#### [Aim]
Give every entry again, unchanged, and leave its images out.

#### [Record extracts]
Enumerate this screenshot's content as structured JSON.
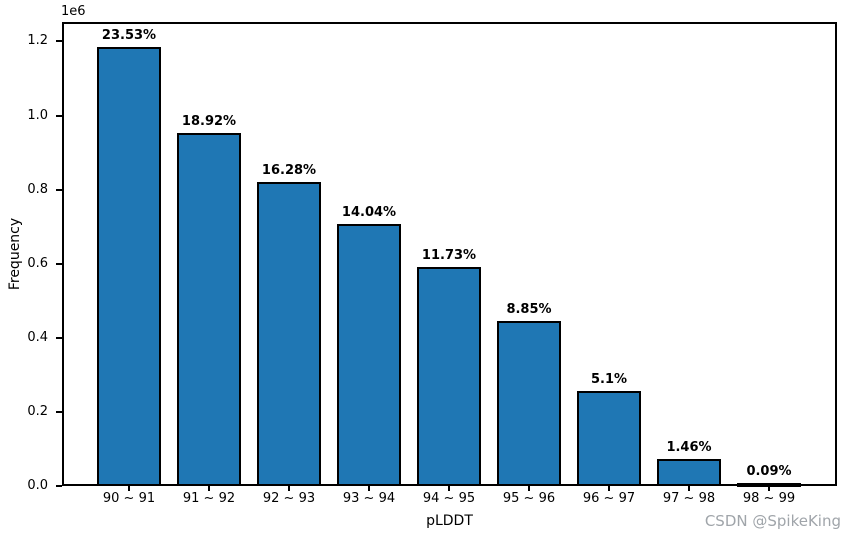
{
  "watermark": "CSDN @SpikeKing",
  "chart_data": {
    "type": "bar",
    "title": "",
    "xlabel": "pLDDT",
    "ylabel": "Frequency",
    "y_offset_label": "1e6",
    "categories": [
      "90 ~ 91",
      "91 ~ 92",
      "92 ~ 93",
      "93 ~ 94",
      "94 ~ 95",
      "95 ~ 96",
      "96 ~ 97",
      "97 ~ 98",
      "98 ~ 99"
    ],
    "values": [
      1185000,
      953000,
      820000,
      707000,
      591000,
      446000,
      257000,
      73500,
      4500
    ],
    "bar_labels": [
      "23.53%",
      "18.92%",
      "16.28%",
      "14.04%",
      "11.73%",
      "8.85%",
      "5.1%",
      "1.46%",
      "0.09%"
    ],
    "yticks": [
      0.0,
      0.2,
      0.4,
      0.6,
      0.8,
      1.0,
      1.2
    ],
    "ytick_labels": [
      "0.0",
      "0.2",
      "0.4",
      "0.6",
      "0.8",
      "1.0",
      "1.2"
    ],
    "ylim": [
      0,
      1252400
    ],
    "y_scale_factor": 1000000,
    "bar_color": "#1f77b4",
    "bar_edge_color": "#000000",
    "grid": false,
    "legend": null
  }
}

#### [Exercise output]
Enumerate this screenshot's content as structured JSON.
{
  "watermark": "CSDN @SpikeKing",
  "chart_data": {
    "type": "bar",
    "title": "",
    "xlabel": "pLDDT",
    "ylabel": "Frequency",
    "y_offset_label": "1e6",
    "categories": [
      "90 ~ 91",
      "91 ~ 92",
      "92 ~ 93",
      "93 ~ 94",
      "94 ~ 95",
      "95 ~ 96",
      "96 ~ 97",
      "97 ~ 98",
      "98 ~ 99"
    ],
    "values": [
      1185000,
      953000,
      820000,
      707000,
      591000,
      446000,
      257000,
      73500,
      4500
    ],
    "bar_labels": [
      "23.53%",
      "18.92%",
      "16.28%",
      "14.04%",
      "11.73%",
      "8.85%",
      "5.1%",
      "1.46%",
      "0.09%"
    ],
    "yticks": [
      0.0,
      0.2,
      0.4,
      0.6,
      0.8,
      1.0,
      1.2
    ],
    "ytick_labels": [
      "0.0",
      "0.2",
      "0.4",
      "0.6",
      "0.8",
      "1.0",
      "1.2"
    ],
    "ylim": [
      0,
      1252400
    ],
    "y_scale_factor": 1000000,
    "bar_color": "#1f77b4",
    "bar_edge_color": "#000000",
    "grid": false,
    "legend": null
  }
}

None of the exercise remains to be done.